--- begin Records for processing ---

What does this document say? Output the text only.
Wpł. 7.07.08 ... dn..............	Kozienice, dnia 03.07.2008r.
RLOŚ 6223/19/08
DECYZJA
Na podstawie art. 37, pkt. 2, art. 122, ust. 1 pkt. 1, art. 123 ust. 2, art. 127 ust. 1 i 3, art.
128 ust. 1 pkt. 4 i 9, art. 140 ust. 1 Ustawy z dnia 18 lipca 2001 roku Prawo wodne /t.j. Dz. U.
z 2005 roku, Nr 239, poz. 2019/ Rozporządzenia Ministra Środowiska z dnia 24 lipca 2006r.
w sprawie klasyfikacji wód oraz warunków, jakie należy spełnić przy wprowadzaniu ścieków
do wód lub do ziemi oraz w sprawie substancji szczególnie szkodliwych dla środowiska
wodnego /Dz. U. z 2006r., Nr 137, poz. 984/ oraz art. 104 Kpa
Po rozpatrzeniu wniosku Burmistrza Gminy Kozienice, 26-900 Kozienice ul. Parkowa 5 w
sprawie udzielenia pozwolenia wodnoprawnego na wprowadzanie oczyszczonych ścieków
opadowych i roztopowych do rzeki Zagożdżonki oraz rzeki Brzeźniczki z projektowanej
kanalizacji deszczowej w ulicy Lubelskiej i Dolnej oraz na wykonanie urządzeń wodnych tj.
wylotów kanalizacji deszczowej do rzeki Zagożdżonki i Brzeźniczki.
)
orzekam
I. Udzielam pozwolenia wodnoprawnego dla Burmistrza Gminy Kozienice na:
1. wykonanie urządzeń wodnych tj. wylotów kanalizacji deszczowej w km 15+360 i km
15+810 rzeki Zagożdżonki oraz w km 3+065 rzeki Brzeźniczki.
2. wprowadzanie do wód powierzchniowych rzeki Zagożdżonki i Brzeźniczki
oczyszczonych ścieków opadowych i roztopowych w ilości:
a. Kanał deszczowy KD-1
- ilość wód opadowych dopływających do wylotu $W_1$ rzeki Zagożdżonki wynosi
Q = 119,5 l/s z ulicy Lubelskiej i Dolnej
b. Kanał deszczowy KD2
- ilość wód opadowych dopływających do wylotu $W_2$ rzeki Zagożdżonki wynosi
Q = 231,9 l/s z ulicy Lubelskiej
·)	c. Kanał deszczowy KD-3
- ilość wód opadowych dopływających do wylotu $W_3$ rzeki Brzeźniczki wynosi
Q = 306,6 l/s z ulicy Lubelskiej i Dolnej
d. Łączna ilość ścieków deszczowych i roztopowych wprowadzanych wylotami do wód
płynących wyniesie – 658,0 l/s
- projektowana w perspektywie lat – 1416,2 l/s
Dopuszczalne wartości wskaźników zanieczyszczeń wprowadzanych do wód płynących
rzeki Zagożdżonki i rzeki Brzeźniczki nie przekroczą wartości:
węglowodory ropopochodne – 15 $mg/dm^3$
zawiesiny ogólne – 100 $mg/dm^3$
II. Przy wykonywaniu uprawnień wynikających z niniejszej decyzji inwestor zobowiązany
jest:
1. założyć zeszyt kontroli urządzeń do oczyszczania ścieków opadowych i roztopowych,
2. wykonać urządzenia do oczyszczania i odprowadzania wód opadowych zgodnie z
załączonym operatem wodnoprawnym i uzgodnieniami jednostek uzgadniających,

--- end Records for processing ---

Repeat the material in full, exactly as it stands.

- **Exercise output**
What does this document say? Output the text only.
Wpł. 7.07.08 ... dn..............	Kozienice, dnia 03.07.2008r.
RLOŚ 6223/19/08
DECYZJA
Na podstawie art. 37, pkt. 2, art. 122, ust. 1 pkt. 1, art. 123 ust. 2, art. 127 ust. 1 i 3, art.
128 ust. 1 pkt. 4 i 9, art. 140 ust. 1 Ustawy z dnia 18 lipca 2001 roku Prawo wodne /t.j. Dz. U.
z 2005 roku, Nr 239, poz. 2019/ Rozporządzenia Ministra Środowiska z dnia 24 lipca 2006r.
w sprawie klasyfikacji wód oraz warunków, jakie należy spełnić przy wprowadzaniu ścieków
do wód lub do ziemi oraz w sprawie substancji szczególnie szkodliwych dla środowiska
wodnego /Dz. U. z 2006r., Nr 137, poz. 984/ oraz art. 104 Kpa
Po rozpatrzeniu wniosku Burmistrza Gminy Kozienice, 26-900 Kozienice ul. Parkowa 5 w
sprawie udzielenia pozwolenia wodnoprawnego na wprowadzanie oczyszczonych ścieków
opadowych i roztopowych do rzeki Zagożdżonki oraz rzeki Brzeźniczki z projektowanej
kanalizacji deszczowej w ulicy Lubelskiej i Dolnej oraz na wykonanie urządzeń wodnych tj.
wylotów kanalizacji deszczowej do rzeki Zagożdżonki i Brzeźniczki.
)
orzekam
I. Udzielam pozwolenia wodnoprawnego dla Burmistrza Gminy Kozienice na:
1. wykonanie urządzeń wodnych tj. wylotów kanalizacji deszczowej w km 15+360 i km
15+810 rzeki Zagożdżonki oraz w km 3+065 rzeki Brzeźniczki.
2. wprowadzanie do wód powierzchniowych rzeki Zagożdżonki i Brzeźniczki
oczyszczonych ścieków opadowych i roztopowych w ilości:
a. Kanał deszczowy KD-1
- ilość wód opadowych dopływających do wylotu $W_1$ rzeki Zagożdżonki wynosi
Q = 119,5 l/s z ulicy Lubelskiej i Dolnej
b. Kanał deszczowy KD2
- ilość wód opadowych dopływających do wylotu $W_2$ rzeki Zagożdżonki wynosi
Q = 231,9 l/s z ulicy Lubelskiej
·)	c. Kanał deszczowy KD-3
- ilość wód opadowych dopływających do wylotu $W_3$ rzeki Brzeźniczki wynosi
Q = 306,6 l/s z ulicy Lubelskiej i Dolnej
d. Łączna ilość ścieków deszczowych i roztopowych wprowadzanych wylotami do wód
płynących wyniesie – 658,0 l/s
- projektowana w perspektywie lat – 1416,2 l/s
Dopuszczalne wartości wskaźników zanieczyszczeń wprowadzanych do wód płynących
rzeki Zagożdżonki i rzeki Brzeźniczki nie przekroczą wartości:
węglowodory ropopochodne – 15 $mg/dm^3$
zawiesiny ogólne – 100 $mg/dm^3$
II. Przy wykonywaniu uprawnień wynikających z niniejszej decyzji inwestor zobowiązany
jest:
1. założyć zeszyt kontroli urządzeń do oczyszczania ścieków opadowych i roztopowych,
2. wykonać urządzenia do oczyszczania i odprowadzania wód opadowych zgodnie z
załączonym operatem wodnoprawnym i uzgodnieniami jednostek uzgadniających,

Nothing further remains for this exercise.